— start Entries provided —

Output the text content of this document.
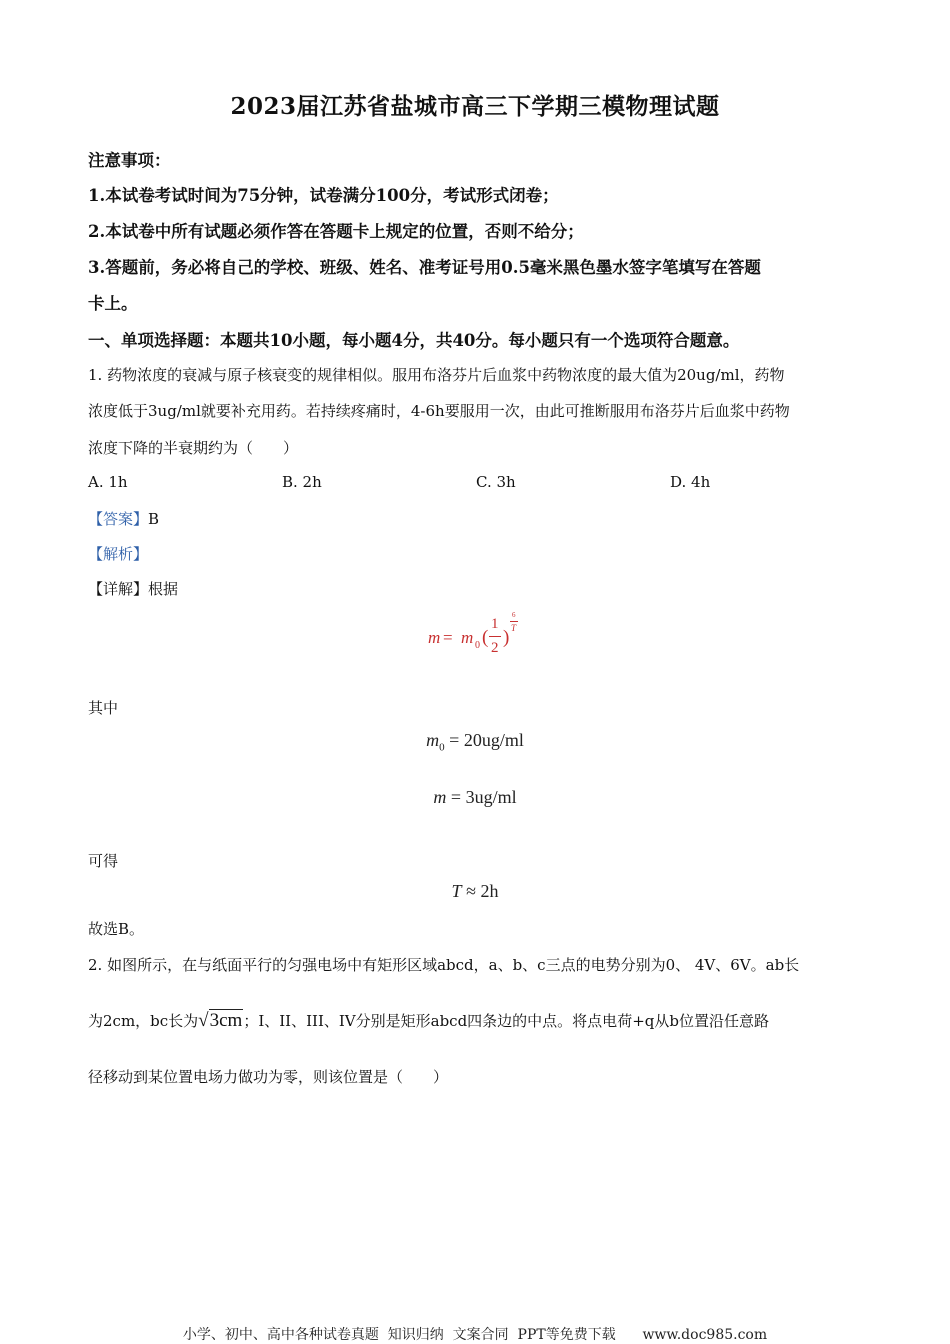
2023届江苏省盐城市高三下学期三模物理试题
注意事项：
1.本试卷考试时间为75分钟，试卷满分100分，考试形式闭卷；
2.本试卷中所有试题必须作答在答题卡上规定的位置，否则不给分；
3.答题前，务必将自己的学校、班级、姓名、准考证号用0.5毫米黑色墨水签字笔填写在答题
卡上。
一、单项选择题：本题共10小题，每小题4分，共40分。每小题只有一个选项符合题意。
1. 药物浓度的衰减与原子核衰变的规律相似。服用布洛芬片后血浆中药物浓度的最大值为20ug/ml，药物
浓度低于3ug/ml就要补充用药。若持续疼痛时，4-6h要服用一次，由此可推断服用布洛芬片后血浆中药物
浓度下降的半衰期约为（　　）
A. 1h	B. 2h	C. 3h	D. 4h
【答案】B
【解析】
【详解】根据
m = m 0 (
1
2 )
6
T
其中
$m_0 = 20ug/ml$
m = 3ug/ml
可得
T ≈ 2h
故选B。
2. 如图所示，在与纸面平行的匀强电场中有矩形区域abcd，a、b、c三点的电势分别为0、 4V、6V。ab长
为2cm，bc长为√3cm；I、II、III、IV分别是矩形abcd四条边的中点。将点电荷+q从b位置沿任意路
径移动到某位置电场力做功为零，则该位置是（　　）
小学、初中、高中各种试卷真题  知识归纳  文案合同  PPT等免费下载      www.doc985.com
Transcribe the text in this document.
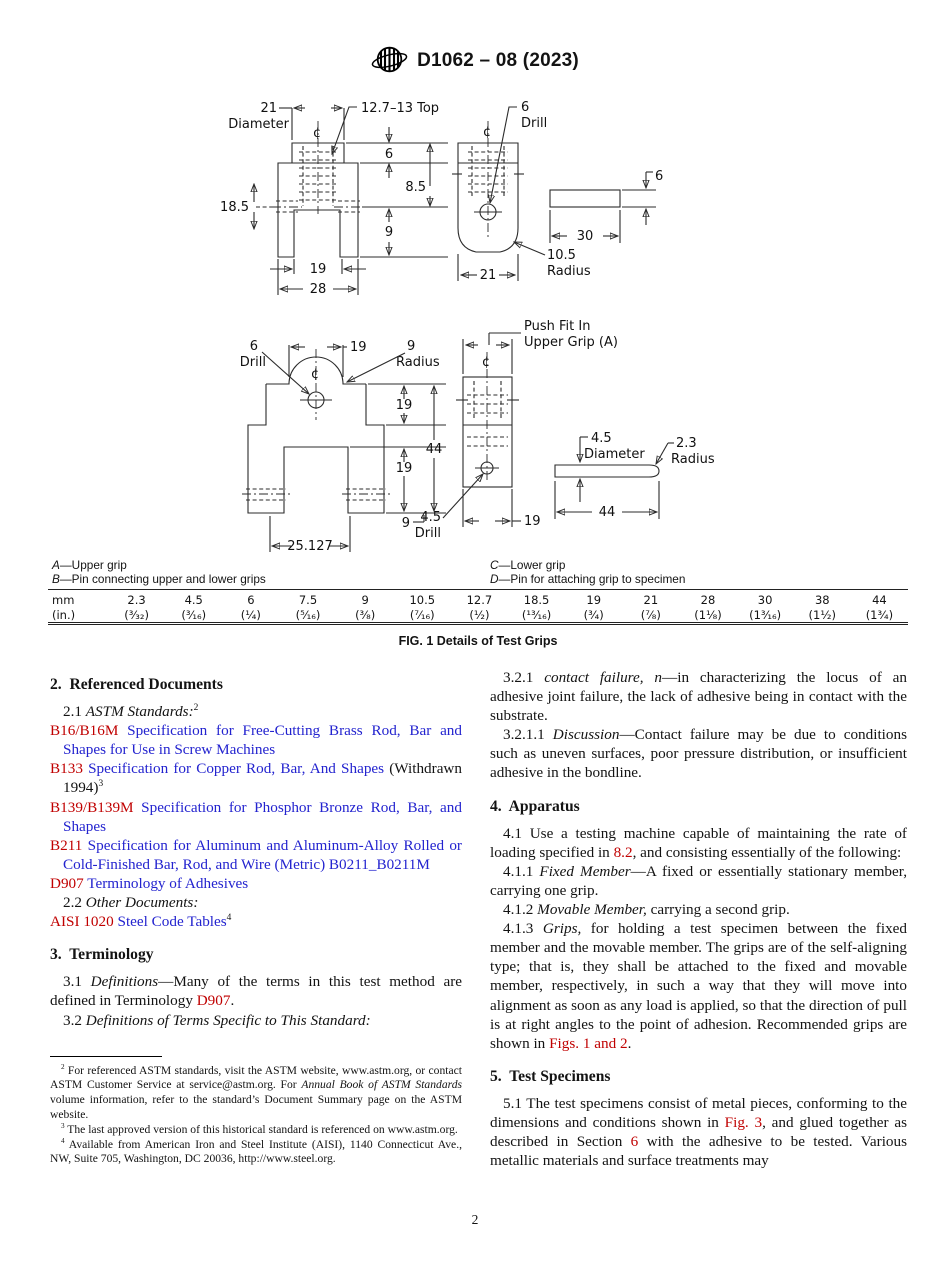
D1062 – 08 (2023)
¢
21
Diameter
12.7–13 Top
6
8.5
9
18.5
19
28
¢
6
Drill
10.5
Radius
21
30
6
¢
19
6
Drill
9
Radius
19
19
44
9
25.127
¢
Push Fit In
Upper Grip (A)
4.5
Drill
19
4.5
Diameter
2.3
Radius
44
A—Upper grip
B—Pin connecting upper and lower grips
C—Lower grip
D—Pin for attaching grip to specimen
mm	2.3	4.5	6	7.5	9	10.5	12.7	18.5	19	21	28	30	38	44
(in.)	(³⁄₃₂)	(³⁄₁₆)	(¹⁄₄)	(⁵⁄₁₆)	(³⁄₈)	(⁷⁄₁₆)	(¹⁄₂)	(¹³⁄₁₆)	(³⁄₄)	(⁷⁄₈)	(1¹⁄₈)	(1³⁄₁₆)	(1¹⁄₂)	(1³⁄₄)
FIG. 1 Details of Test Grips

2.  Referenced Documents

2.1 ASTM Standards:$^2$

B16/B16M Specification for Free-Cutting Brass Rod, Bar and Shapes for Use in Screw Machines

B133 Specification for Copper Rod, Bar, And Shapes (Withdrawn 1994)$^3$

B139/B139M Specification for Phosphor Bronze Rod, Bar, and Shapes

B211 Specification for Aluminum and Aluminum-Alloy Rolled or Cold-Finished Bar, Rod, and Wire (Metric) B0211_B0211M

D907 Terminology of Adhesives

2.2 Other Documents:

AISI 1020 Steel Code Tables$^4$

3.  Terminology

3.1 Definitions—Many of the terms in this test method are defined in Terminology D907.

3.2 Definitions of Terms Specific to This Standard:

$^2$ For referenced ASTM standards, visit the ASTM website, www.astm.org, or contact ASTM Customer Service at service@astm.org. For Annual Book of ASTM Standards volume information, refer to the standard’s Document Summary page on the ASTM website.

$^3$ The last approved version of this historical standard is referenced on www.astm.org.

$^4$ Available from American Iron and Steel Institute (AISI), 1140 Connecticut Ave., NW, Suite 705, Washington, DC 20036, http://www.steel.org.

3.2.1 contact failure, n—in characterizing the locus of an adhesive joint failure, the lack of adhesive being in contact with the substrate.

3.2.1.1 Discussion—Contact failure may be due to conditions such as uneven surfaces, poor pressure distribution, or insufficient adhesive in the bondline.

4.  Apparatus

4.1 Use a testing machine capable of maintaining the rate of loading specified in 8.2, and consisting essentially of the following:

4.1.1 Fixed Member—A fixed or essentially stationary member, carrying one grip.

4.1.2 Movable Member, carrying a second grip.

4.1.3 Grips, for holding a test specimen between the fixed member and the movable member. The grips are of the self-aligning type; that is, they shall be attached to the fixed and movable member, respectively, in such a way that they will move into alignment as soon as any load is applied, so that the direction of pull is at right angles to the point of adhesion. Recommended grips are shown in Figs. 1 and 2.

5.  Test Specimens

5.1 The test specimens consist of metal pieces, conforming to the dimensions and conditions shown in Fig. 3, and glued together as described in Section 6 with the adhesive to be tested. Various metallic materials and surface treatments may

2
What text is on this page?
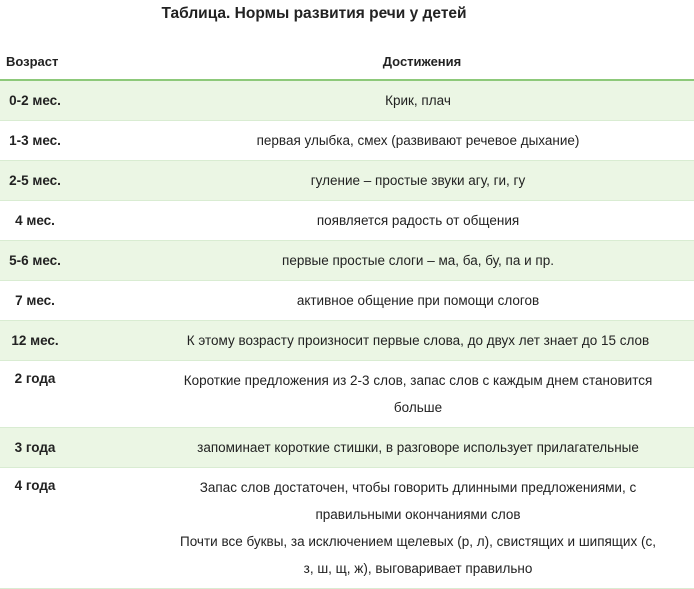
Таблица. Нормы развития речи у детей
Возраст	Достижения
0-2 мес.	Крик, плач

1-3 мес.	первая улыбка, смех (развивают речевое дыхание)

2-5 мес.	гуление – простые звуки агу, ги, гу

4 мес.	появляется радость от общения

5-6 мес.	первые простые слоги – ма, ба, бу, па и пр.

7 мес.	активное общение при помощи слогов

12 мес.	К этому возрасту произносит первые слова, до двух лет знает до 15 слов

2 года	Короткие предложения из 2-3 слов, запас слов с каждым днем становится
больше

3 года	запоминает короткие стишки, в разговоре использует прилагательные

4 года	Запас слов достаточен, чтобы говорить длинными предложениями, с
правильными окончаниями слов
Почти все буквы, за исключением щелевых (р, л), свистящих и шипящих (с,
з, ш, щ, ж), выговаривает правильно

— end Entries provided —

**Exercise prompt**
All of the material above needs to be restated exactly, with no pictures.

**Task answer**
Output the text content of this document.
2023届江苏省盐城市高三下学期三模物理试题
注意事项：
1.本试卷考试时间为75分钟，试卷满分100分，考试形式闭卷；
2.本试卷中所有试题必须作答在答题卡上规定的位置，否则不给分；
3.答题前，务必将自己的学校、班级、姓名、准考证号用0.5毫米黑色墨水签字笔填写在答题
卡上。
一、单项选择题：本题共10小题，每小题4分，共40分。每小题只有一个选项符合题意。
1. 药物浓度的衰减与原子核衰变的规律相似。服用布洛芬片后血浆中药物浓度的最大值为20ug/ml，药物
浓度低于3ug/ml就要补充用药。若持续疼痛时，4-6h要服用一次，由此可推断服用布洛芬片后血浆中药物
浓度下降的半衰期约为（　　）
A. 1h	B. 2h	C. 3h	D. 4h
【答案】B
【解析】
【详解】根据
m = m 0 (
1
2 )
6
T
其中
$m_0 = 20ug/ml$
m = 3ug/ml
可得
T ≈ 2h
故选B。
2. 如图所示，在与纸面平行的匀强电场中有矩形区域abcd，a、b、c三点的电势分别为0、 4V、6V。ab长
为2cm，bc长为√3cm；I、II、III、IV分别是矩形abcd四条边的中点。将点电荷+q从b位置沿任意路
径移动到某位置电场力做功为零，则该位置是（　　）
小学、初中、高中各种试卷真题  知识归纳  文案合同  PPT等免费下载      www.doc985.com
Transcribe the text in this document.
D1062 – 08 (2023)
¢
21
Diameter
12.7–13 Top
6
8.5
9
18.5
19
28
¢
6
Drill
10.5
Radius
21
30
6
¢
19
6
Drill
9
Radius
19
19
44
9
25.127
¢
Push Fit In
Upper Grip (A)
4.5
Drill
19
4.5
Diameter
2.3
Radius
44
A—Upper grip
B—Pin connecting upper and lower grips
C—Lower grip
D—Pin for attaching grip to specimen
mm	2.3	4.5	6	7.5	9	10.5	12.7	18.5	19	21	28	30	38	44
(in.)	(³⁄₃₂)	(³⁄₁₆)	(¹⁄₄)	(⁵⁄₁₆)	(³⁄₈)	(⁷⁄₁₆)	(¹⁄₂)	(¹³⁄₁₆)	(³⁄₄)	(⁷⁄₈)	(1¹⁄₈)	(1³⁄₁₆)	(1¹⁄₂)	(1³⁄₄)
FIG. 1 Details of Test Grips

2.  Referenced Documents

2.1 ASTM Standards:$^2$

B16/B16M Specification for Free-Cutting Brass Rod, Bar and Shapes for Use in Screw Machines

B133 Specification for Copper Rod, Bar, And Shapes (Withdrawn 1994)$^3$

B139/B139M Specification for Phosphor Bronze Rod, Bar, and Shapes

B211 Specification for Aluminum and Aluminum-Alloy Rolled or Cold-Finished Bar, Rod, and Wire (Metric) B0211_B0211M

D907 Terminology of Adhesives

2.2 Other Documents:

AISI 1020 Steel Code Tables$^4$

3.  Terminology

3.1 Definitions—Many of the terms in this test method are defined in Terminology D907.

3.2 Definitions of Terms Specific to This Standard:

$^2$ For referenced ASTM standards, visit the ASTM website, www.astm.org, or contact ASTM Customer Service at service@astm.org. For Annual Book of ASTM Standards volume information, refer to the standard’s Document Summary page on the ASTM website.

$^3$ The last approved version of this historical standard is referenced on www.astm.org.

$^4$ Available from American Iron and Steel Institute (AISI), 1140 Connecticut Ave., NW, Suite 705, Washington, DC 20036, http://www.steel.org.

3.2.1 contact failure, n—in characterizing the locus of an adhesive joint failure, the lack of adhesive being in contact with the substrate.

3.2.1.1 Discussion—Contact failure may be due to conditions such as uneven surfaces, poor pressure distribution, or insufficient adhesive in the bondline.

4.  Apparatus

4.1 Use a testing machine capable of maintaining the rate of loading specified in 8.2, and consisting essentially of the following:

4.1.1 Fixed Member—A fixed or essentially stationary member, carrying one grip.

4.1.2 Movable Member, carrying a second grip.

4.1.3 Grips, for holding a test specimen between the fixed member and the movable member. The grips are of the self-aligning type; that is, they shall be attached to the fixed and movable member, respectively, in such a way that they will move into alignment as soon as any load is applied, so that the direction of pull is at right angles to the point of adhesion. Recommended grips are shown in Figs. 1 and 2.

5.  Test Specimens

5.1 The test specimens consist of metal pieces, conforming to the dimensions and conditions shown in Fig. 3, and glued together as described in Section 6 with the adhesive to be tested. Various metallic materials and surface treatments may

2
What text is on this page?
Таблица. Нормы развития речи у детей
Возраст	Достижения
0-2 мес.	Крик, плач

1-3 мес.	первая улыбка, смех (развивают речевое дыхание)

2-5 мес.	гуление – простые звуки агу, ги, гу

4 мес.	появляется радость от общения

5-6 мес.	первые простые слоги – ма, ба, бу, па и пр.

7 мес.	активное общение при помощи слогов

12 мес.	К этому возрасту произносит первые слова, до двух лет знает до 15 слов

2 года	Короткие предложения из 2-3 слов, запас слов с каждым днем становится
больше

3 года	запоминает короткие стишки, в разговоре использует прилагательные

4 года	Запас слов достаточен, чтобы говорить длинными предложениями, с
правильными окончаниями слов
Почти все буквы, за исключением щелевых (р, л), свистящих и шипящих (с,
з, ш, щ, ж), выговаривает правильно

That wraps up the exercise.